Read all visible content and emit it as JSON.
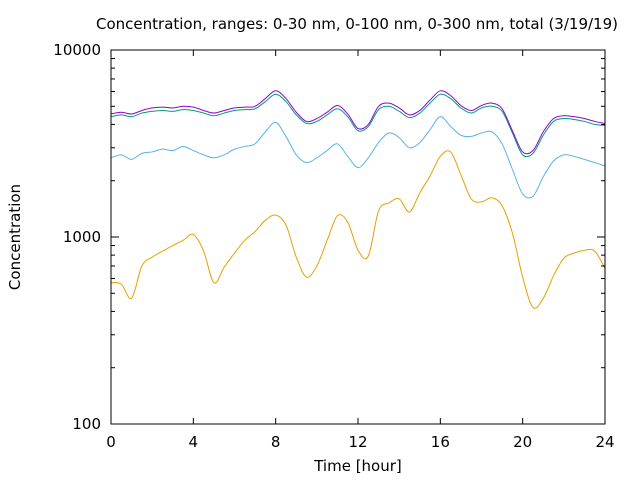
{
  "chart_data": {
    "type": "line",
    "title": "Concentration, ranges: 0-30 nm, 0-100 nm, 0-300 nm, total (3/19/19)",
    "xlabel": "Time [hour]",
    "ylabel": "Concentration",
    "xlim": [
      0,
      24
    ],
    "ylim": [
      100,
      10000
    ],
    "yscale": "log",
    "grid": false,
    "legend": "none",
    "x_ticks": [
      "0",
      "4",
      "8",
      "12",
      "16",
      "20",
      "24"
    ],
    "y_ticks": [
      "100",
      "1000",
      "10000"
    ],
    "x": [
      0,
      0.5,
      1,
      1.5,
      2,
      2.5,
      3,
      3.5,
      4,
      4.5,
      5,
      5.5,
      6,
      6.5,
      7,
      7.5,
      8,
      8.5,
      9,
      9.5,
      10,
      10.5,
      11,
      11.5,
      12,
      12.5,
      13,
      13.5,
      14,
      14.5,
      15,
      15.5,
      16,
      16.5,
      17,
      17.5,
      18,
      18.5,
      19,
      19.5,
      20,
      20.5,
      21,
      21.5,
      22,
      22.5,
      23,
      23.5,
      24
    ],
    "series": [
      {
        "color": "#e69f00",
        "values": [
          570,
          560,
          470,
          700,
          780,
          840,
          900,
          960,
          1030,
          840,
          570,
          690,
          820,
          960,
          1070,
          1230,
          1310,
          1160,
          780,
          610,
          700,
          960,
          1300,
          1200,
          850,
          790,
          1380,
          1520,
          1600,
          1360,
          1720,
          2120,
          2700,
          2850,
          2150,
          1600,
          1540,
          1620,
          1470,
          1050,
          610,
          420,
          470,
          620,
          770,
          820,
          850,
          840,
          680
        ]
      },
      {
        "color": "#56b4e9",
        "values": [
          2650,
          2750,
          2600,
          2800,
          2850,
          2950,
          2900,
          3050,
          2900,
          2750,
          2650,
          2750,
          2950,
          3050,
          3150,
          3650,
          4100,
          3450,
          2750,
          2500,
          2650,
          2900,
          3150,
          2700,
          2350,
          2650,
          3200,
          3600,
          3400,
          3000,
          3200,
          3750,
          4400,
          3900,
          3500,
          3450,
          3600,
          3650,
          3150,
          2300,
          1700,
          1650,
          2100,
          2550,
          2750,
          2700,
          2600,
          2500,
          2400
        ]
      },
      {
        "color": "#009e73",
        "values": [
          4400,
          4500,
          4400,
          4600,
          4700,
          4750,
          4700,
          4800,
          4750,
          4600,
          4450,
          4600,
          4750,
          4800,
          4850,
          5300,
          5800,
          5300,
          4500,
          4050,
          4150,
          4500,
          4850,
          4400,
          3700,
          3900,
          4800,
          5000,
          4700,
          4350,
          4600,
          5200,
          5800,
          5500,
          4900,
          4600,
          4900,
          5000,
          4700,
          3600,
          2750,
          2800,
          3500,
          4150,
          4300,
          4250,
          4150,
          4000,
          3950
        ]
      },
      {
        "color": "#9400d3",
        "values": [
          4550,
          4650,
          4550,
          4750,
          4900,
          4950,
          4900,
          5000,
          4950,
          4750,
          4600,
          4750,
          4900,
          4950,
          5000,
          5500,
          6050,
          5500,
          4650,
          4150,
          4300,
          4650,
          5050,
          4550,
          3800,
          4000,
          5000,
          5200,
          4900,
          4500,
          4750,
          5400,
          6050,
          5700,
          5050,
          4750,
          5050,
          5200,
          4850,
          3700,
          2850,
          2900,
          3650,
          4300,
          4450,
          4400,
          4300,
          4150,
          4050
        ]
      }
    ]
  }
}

-*-*-

Given exercise:
Quote the records in full and exactly; skip any image.

Finished exercise:
Read all visible content and emit it as JSON.
{
  "chart_data": {
    "type": "line",
    "title": "Concentration, ranges: 0-30 nm, 0-100 nm, 0-300 nm, total (3/19/19)",
    "xlabel": "Time [hour]",
    "ylabel": "Concentration",
    "xlim": [
      0,
      24
    ],
    "ylim": [
      100,
      10000
    ],
    "yscale": "log",
    "grid": false,
    "legend": "none",
    "x_ticks": [
      "0",
      "4",
      "8",
      "12",
      "16",
      "20",
      "24"
    ],
    "y_ticks": [
      "100",
      "1000",
      "10000"
    ],
    "x": [
      0,
      0.5,
      1,
      1.5,
      2,
      2.5,
      3,
      3.5,
      4,
      4.5,
      5,
      5.5,
      6,
      6.5,
      7,
      7.5,
      8,
      8.5,
      9,
      9.5,
      10,
      10.5,
      11,
      11.5,
      12,
      12.5,
      13,
      13.5,
      14,
      14.5,
      15,
      15.5,
      16,
      16.5,
      17,
      17.5,
      18,
      18.5,
      19,
      19.5,
      20,
      20.5,
      21,
      21.5,
      22,
      22.5,
      23,
      23.5,
      24
    ],
    "series": [
      {
        "color": "#e69f00",
        "values": [
          570,
          560,
          470,
          700,
          780,
          840,
          900,
          960,
          1030,
          840,
          570,
          690,
          820,
          960,
          1070,
          1230,
          1310,
          1160,
          780,
          610,
          700,
          960,
          1300,
          1200,
          850,
          790,
          1380,
          1520,
          1600,
          1360,
          1720,
          2120,
          2700,
          2850,
          2150,
          1600,
          1540,
          1620,
          1470,
          1050,
          610,
          420,
          470,
          620,
          770,
          820,
          850,
          840,
          680
        ]
      },
      {
        "color": "#56b4e9",
        "values": [
          2650,
          2750,
          2600,
          2800,
          2850,
          2950,
          2900,
          3050,
          2900,
          2750,
          2650,
          2750,
          2950,
          3050,
          3150,
          3650,
          4100,
          3450,
          2750,
          2500,
          2650,
          2900,
          3150,
          2700,
          2350,
          2650,
          3200,
          3600,
          3400,
          3000,
          3200,
          3750,
          4400,
          3900,
          3500,
          3450,
          3600,
          3650,
          3150,
          2300,
          1700,
          1650,
          2100,
          2550,
          2750,
          2700,
          2600,
          2500,
          2400
        ]
      },
      {
        "color": "#009e73",
        "values": [
          4400,
          4500,
          4400,
          4600,
          4700,
          4750,
          4700,
          4800,
          4750,
          4600,
          4450,
          4600,
          4750,
          4800,
          4850,
          5300,
          5800,
          5300,
          4500,
          4050,
          4150,
          4500,
          4850,
          4400,
          3700,
          3900,
          4800,
          5000,
          4700,
          4350,
          4600,
          5200,
          5800,
          5500,
          4900,
          4600,
          4900,
          5000,
          4700,
          3600,
          2750,
          2800,
          3500,
          4150,
          4300,
          4250,
          4150,
          4000,
          3950
        ]
      },
      {
        "color": "#9400d3",
        "values": [
          4550,
          4650,
          4550,
          4750,
          4900,
          4950,
          4900,
          5000,
          4950,
          4750,
          4600,
          4750,
          4900,
          4950,
          5000,
          5500,
          6050,
          5500,
          4650,
          4150,
          4300,
          4650,
          5050,
          4550,
          3800,
          4000,
          5000,
          5200,
          4900,
          4500,
          4750,
          5400,
          6050,
          5700,
          5050,
          4750,
          5050,
          5200,
          4850,
          3700,
          2850,
          2900,
          3650,
          4300,
          4450,
          4400,
          4300,
          4150,
          4050
        ]
      }
    ]
  }
}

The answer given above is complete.